## REQUIRED WORK
Your task is to reproduce the entries below word for word.
>> START EXERCISE MATERIAL
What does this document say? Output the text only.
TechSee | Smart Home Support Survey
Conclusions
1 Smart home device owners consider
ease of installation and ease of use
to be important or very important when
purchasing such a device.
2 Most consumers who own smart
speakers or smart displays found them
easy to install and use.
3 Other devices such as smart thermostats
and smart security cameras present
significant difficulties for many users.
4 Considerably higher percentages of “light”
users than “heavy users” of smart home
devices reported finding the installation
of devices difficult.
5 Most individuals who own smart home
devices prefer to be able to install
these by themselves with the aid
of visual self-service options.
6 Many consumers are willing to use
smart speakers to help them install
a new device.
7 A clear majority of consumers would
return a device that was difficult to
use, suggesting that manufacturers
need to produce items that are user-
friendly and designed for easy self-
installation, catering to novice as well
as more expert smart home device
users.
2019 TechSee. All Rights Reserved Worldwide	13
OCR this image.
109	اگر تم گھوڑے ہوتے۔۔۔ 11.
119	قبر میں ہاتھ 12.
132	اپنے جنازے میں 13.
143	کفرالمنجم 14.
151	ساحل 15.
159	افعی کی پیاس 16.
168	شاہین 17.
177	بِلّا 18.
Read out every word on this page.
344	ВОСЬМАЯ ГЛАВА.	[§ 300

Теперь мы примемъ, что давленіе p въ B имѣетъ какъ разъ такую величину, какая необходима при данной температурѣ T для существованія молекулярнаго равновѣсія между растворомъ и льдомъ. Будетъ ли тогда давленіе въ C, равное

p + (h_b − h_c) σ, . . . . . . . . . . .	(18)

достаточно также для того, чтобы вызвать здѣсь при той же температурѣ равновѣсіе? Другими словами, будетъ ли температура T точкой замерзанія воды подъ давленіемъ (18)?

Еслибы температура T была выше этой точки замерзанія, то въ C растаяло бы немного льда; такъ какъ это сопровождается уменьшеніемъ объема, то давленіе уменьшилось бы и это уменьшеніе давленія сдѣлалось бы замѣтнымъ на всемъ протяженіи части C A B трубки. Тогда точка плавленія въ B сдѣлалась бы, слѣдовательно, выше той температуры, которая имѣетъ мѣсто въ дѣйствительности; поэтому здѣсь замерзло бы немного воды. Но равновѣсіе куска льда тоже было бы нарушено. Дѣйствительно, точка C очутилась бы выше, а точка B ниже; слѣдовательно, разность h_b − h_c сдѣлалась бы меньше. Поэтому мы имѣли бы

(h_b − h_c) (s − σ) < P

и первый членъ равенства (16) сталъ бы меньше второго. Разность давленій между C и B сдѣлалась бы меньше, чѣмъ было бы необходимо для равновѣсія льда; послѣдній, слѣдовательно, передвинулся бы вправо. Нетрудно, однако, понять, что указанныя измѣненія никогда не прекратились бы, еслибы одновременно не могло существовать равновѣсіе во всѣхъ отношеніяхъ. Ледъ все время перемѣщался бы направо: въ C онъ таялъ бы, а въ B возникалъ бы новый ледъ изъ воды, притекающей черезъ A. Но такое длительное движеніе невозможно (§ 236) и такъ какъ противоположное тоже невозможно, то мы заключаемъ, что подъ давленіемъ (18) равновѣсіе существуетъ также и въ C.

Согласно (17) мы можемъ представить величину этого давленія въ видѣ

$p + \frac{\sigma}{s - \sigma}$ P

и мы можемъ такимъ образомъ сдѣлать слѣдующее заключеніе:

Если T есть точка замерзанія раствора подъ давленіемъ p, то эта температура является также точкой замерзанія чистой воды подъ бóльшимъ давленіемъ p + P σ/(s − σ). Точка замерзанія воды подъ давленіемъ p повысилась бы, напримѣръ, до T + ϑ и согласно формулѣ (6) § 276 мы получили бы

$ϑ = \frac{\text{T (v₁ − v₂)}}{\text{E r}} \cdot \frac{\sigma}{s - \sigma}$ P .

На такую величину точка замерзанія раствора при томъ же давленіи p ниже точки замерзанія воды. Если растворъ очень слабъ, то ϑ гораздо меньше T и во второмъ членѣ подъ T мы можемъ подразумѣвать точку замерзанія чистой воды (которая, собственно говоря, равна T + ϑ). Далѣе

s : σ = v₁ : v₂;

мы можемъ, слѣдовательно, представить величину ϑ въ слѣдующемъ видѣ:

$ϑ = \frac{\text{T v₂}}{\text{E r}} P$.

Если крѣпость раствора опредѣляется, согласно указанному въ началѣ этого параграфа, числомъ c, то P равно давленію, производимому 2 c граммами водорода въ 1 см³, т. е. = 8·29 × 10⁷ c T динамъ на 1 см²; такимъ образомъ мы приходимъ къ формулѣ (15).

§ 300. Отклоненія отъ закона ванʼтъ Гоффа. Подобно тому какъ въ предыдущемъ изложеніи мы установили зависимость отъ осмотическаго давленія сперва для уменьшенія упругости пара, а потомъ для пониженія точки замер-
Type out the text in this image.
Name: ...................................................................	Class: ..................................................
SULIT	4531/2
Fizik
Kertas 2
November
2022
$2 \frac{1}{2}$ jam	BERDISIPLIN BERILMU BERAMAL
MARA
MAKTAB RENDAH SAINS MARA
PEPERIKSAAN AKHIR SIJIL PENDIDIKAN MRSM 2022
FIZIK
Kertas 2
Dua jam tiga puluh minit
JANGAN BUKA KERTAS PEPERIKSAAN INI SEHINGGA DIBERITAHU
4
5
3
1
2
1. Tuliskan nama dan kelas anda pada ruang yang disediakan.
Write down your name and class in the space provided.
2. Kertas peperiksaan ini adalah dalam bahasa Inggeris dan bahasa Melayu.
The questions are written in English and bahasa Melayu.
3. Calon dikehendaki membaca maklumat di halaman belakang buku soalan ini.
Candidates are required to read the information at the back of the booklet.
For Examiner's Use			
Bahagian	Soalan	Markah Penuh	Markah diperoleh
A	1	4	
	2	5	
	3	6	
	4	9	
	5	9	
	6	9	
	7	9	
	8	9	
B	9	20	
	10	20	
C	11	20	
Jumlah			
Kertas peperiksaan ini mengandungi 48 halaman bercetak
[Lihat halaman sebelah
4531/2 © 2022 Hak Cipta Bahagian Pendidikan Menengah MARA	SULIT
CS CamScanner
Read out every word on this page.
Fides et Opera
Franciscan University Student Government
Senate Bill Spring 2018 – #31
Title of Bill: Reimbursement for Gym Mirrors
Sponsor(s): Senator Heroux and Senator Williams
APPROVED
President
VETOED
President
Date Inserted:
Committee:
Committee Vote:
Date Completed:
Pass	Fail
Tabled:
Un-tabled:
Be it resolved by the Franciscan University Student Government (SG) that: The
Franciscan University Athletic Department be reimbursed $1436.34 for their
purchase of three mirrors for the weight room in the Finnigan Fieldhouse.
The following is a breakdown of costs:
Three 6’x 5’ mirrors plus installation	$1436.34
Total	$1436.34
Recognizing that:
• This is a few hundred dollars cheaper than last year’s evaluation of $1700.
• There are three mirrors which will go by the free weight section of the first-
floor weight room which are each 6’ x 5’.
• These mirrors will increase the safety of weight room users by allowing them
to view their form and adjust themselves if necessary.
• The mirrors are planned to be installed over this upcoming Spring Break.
>> END EXERCISE MATERIAL
## RESPONSE FOR THIS EXERCISE
What does this document say? Output the text only.
TechSee | Smart Home Support Survey
Conclusions
1 Smart home device owners consider
ease of installation and ease of use
to be important or very important when
purchasing such a device.
2 Most consumers who own smart
speakers or smart displays found them
easy to install and use.
3 Other devices such as smart thermostats
and smart security cameras present
significant difficulties for many users.
4 Considerably higher percentages of “light”
users than “heavy users” of smart home
devices reported finding the installation
of devices difficult.
5 Most individuals who own smart home
devices prefer to be able to install
these by themselves with the aid
of visual self-service options.
6 Many consumers are willing to use
smart speakers to help them install
a new device.
7 A clear majority of consumers would
return a device that was difficult to
use, suggesting that manufacturers
need to produce items that are user-
friendly and designed for easy self-
installation, catering to novice as well
as more expert smart home device
users.
2019 TechSee. All Rights Reserved Worldwide	13
OCR this image.
109	اگر تم گھوڑے ہوتے۔۔۔ 11.
119	قبر میں ہاتھ 12.
132	اپنے جنازے میں 13.
143	کفرالمنجم 14.
151	ساحل 15.
159	افعی کی پیاس 16.
168	شاہین 17.
177	بِلّا 18.
Read out every word on this page.
344	ВОСЬМАЯ ГЛАВА.	[§ 300

Теперь мы примемъ, что давленіе p въ B имѣетъ какъ разъ такую величину, какая необходима при данной температурѣ T для существованія молекулярнаго равновѣсія между растворомъ и льдомъ. Будетъ ли тогда давленіе въ C, равное

p + (h_b − h_c) σ, . . . . . . . . . . .	(18)

достаточно также для того, чтобы вызвать здѣсь при той же температурѣ равновѣсіе? Другими словами, будетъ ли температура T точкой замерзанія воды подъ давленіемъ (18)?

Еслибы температура T была выше этой точки замерзанія, то въ C растаяло бы немного льда; такъ какъ это сопровождается уменьшеніемъ объема, то давленіе уменьшилось бы и это уменьшеніе давленія сдѣлалось бы замѣтнымъ на всемъ протяженіи части C A B трубки. Тогда точка плавленія въ B сдѣлалась бы, слѣдовательно, выше той температуры, которая имѣетъ мѣсто въ дѣйствительности; поэтому здѣсь замерзло бы немного воды. Но равновѣсіе куска льда тоже было бы нарушено. Дѣйствительно, точка C очутилась бы выше, а точка B ниже; слѣдовательно, разность h_b − h_c сдѣлалась бы меньше. Поэтому мы имѣли бы

(h_b − h_c) (s − σ) < P

и первый членъ равенства (16) сталъ бы меньше второго. Разность давленій между C и B сдѣлалась бы меньше, чѣмъ было бы необходимо для равновѣсія льда; послѣдній, слѣдовательно, передвинулся бы вправо. Нетрудно, однако, понять, что указанныя измѣненія никогда не прекратились бы, еслибы одновременно не могло существовать равновѣсіе во всѣхъ отношеніяхъ. Ледъ все время перемѣщался бы направо: въ C онъ таялъ бы, а въ B возникалъ бы новый ледъ изъ воды, притекающей черезъ A. Но такое длительное движеніе невозможно (§ 236) и такъ какъ противоположное тоже невозможно, то мы заключаемъ, что подъ давленіемъ (18) равновѣсіе существуетъ также и въ C.

Согласно (17) мы можемъ представить величину этого давленія въ видѣ

$p + \frac{\sigma}{s - \sigma}$ P

и мы можемъ такимъ образомъ сдѣлать слѣдующее заключеніе:

Если T есть точка замерзанія раствора подъ давленіемъ p, то эта температура является также точкой замерзанія чистой воды подъ бóльшимъ давленіемъ p + P σ/(s − σ). Точка замерзанія воды подъ давленіемъ p повысилась бы, напримѣръ, до T + ϑ и согласно формулѣ (6) § 276 мы получили бы

$ϑ = \frac{\text{T (v₁ − v₂)}}{\text{E r}} \cdot \frac{\sigma}{s - \sigma}$ P .

На такую величину точка замерзанія раствора при томъ же давленіи p ниже точки замерзанія воды. Если растворъ очень слабъ, то ϑ гораздо меньше T и во второмъ членѣ подъ T мы можемъ подразумѣвать точку замерзанія чистой воды (которая, собственно говоря, равна T + ϑ). Далѣе

s : σ = v₁ : v₂;

мы можемъ, слѣдовательно, представить величину ϑ въ слѣдующемъ видѣ:

$ϑ = \frac{\text{T v₂}}{\text{E r}} P$.

Если крѣпость раствора опредѣляется, согласно указанному въ началѣ этого параграфа, числомъ c, то P равно давленію, производимому 2 c граммами водорода въ 1 см³, т. е. = 8·29 × 10⁷ c T динамъ на 1 см²; такимъ образомъ мы приходимъ къ формулѣ (15).

§ 300. Отклоненія отъ закона ванʼтъ Гоффа. Подобно тому какъ въ предыдущемъ изложеніи мы установили зависимость отъ осмотическаго давленія сперва для уменьшенія упругости пара, а потомъ для пониженія точки замер-
Type out the text in this image.
Name: ...................................................................	Class: ..................................................
SULIT	4531/2
Fizik
Kertas 2
November
2022
$2 \frac{1}{2}$ jam	BERDISIPLIN BERILMU BERAMAL
MARA
MAKTAB RENDAH SAINS MARA
PEPERIKSAAN AKHIR SIJIL PENDIDIKAN MRSM 2022
FIZIK
Kertas 2
Dua jam tiga puluh minit
JANGAN BUKA KERTAS PEPERIKSAAN INI SEHINGGA DIBERITAHU
4
5
3
1
2
1. Tuliskan nama dan kelas anda pada ruang yang disediakan.
Write down your name and class in the space provided.
2. Kertas peperiksaan ini adalah dalam bahasa Inggeris dan bahasa Melayu.
The questions are written in English and bahasa Melayu.
3. Calon dikehendaki membaca maklumat di halaman belakang buku soalan ini.
Candidates are required to read the information at the back of the booklet.
For Examiner's Use			
Bahagian	Soalan	Markah Penuh	Markah diperoleh
A	1	4	
	2	5	
	3	6	
	4	9	
	5	9	
	6	9	
	7	9	
	8	9	
B	9	20	
	10	20	
C	11	20	
Jumlah			
Kertas peperiksaan ini mengandungi 48 halaman bercetak
[Lihat halaman sebelah
4531/2 © 2022 Hak Cipta Bahagian Pendidikan Menengah MARA	SULIT
CS CamScanner
Read out every word on this page.
Fides et Opera
Franciscan University Student Government
Senate Bill Spring 2018 – #31
Title of Bill: Reimbursement for Gym Mirrors
Sponsor(s): Senator Heroux and Senator Williams
APPROVED
President
VETOED
President
Date Inserted:
Committee:
Committee Vote:
Date Completed:
Pass	Fail
Tabled:
Un-tabled:
Be it resolved by the Franciscan University Student Government (SG) that: The
Franciscan University Athletic Department be reimbursed $1436.34 for their
purchase of three mirrors for the weight room in the Finnigan Fieldhouse.
The following is a breakdown of costs:
Three 6’x 5’ mirrors plus installation	$1436.34
Total	$1436.34
Recognizing that:
• This is a few hundred dollars cheaper than last year’s evaluation of $1700.
• There are three mirrors which will go by the free weight section of the first-
floor weight room which are each 6’ x 5’.
• These mirrors will increase the safety of weight room users by allowing them
to view their form and adjust themselves if necessary.
• The mirrors are planned to be installed over this upcoming Spring Break.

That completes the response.